- What to work on
Repeat every line of the data exactly, but not the pictures.

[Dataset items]
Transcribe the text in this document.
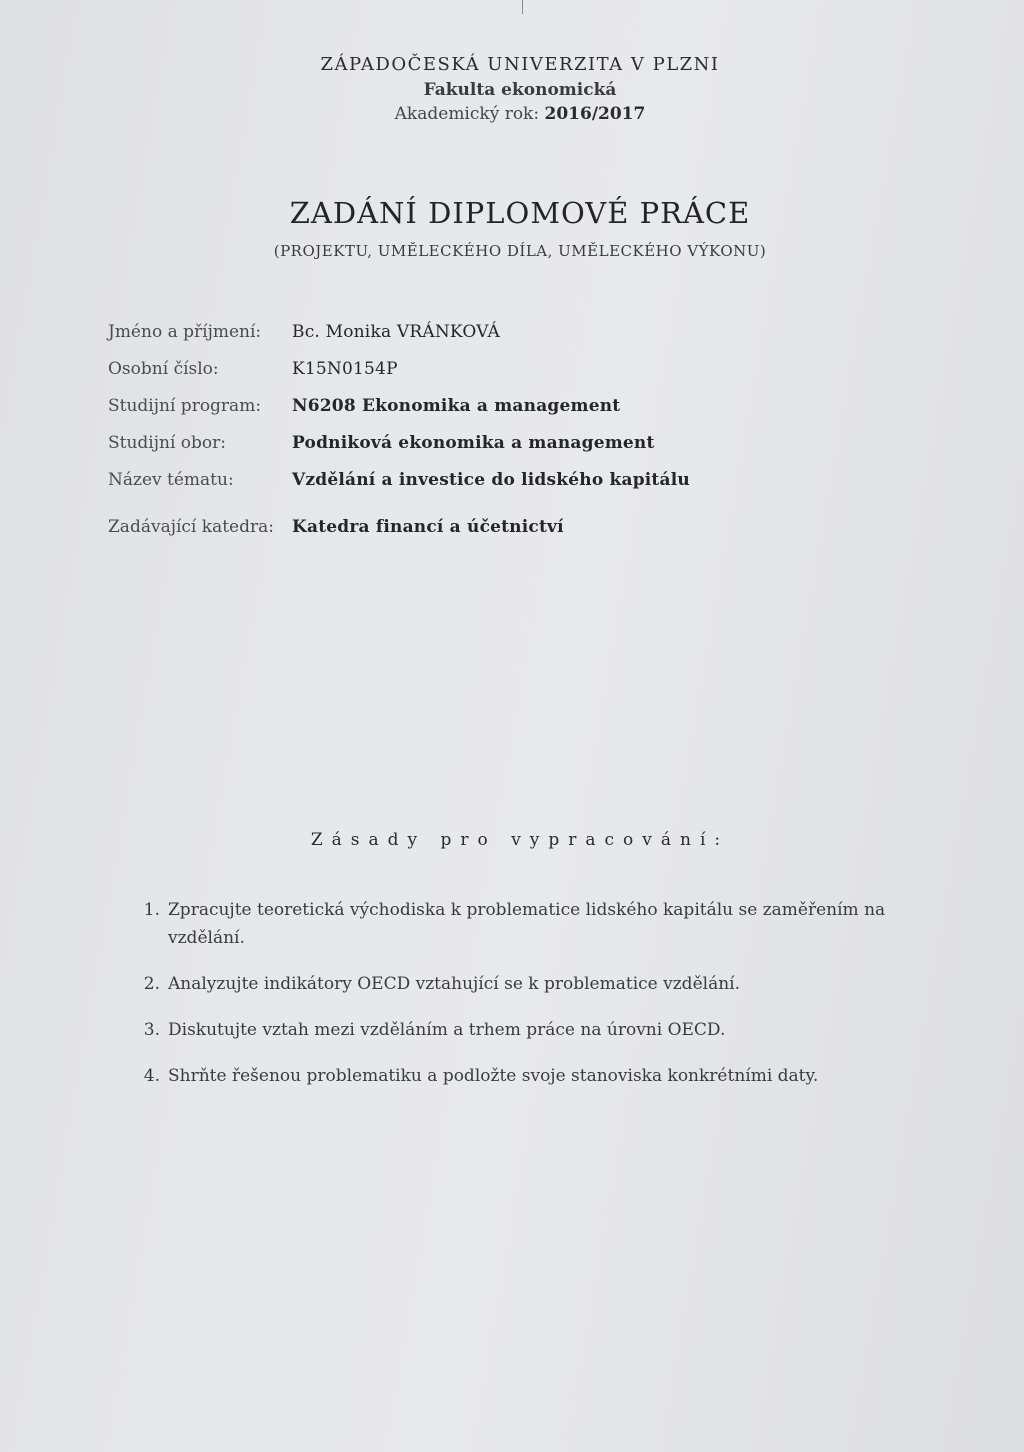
ZÁPADOČESKÁ UNIVERZITA V PLZNI
Fakulta ekonomická
Akademický rok: 2016/2017
ZADÁNÍ DIPLOMOVÉ PRÁCE
(PROJEKTU, UMĚLECKÉHO DÍLA, UMĚLECKÉHO VÝKONU)
Jméno a příjmení:	Bc. Monika VRÁNKOVÁ
Osobní číslo:	K15N0154P
Studijní program:	N6208 Ekonomika a management
Studijní obor:	Podniková ekonomika a management
Název tématu:	Vzdělání a investice do lidského kapitálu
Zadávající katedra:	Katedra financí a účetnictví
Zásady pro vypracování:
1. Zpracujte teoretická východiska k problematice lidského kapitálu se zaměřením na vzdělání.
2. Analyzujte indikátory OECD vztahující se k problematice vzdělání.
3. Diskutujte vztah mezi vzděláním a trhem práce na úrovni OECD.
4. Shrňte řešenou problematiku a podložte svoje stanoviska konkrétními daty.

- The result
Transcribe the text in this document.
ZÁPADOČESKÁ UNIVERZITA V PLZNI
Fakulta ekonomická
Akademický rok: 2016/2017
ZADÁNÍ DIPLOMOVÉ PRÁCE
(PROJEKTU, UMĚLECKÉHO DÍLA, UMĚLECKÉHO VÝKONU)
Jméno a příjmení:	Bc. Monika VRÁNKOVÁ
Osobní číslo:	K15N0154P
Studijní program:	N6208 Ekonomika a management
Studijní obor:	Podniková ekonomika a management
Název tématu:	Vzdělání a investice do lidského kapitálu
Zadávající katedra:	Katedra financí a účetnictví
Zásady pro vypracování:
1. Zpracujte teoretická východiska k problematice lidského kapitálu se zaměřením na vzdělání.
2. Analyzujte indikátory OECD vztahující se k problematice vzdělání.
3. Diskutujte vztah mezi vzděláním a trhem práce na úrovni OECD.
4. Shrňte řešenou problematiku a podložte svoje stanoviska konkrétními daty.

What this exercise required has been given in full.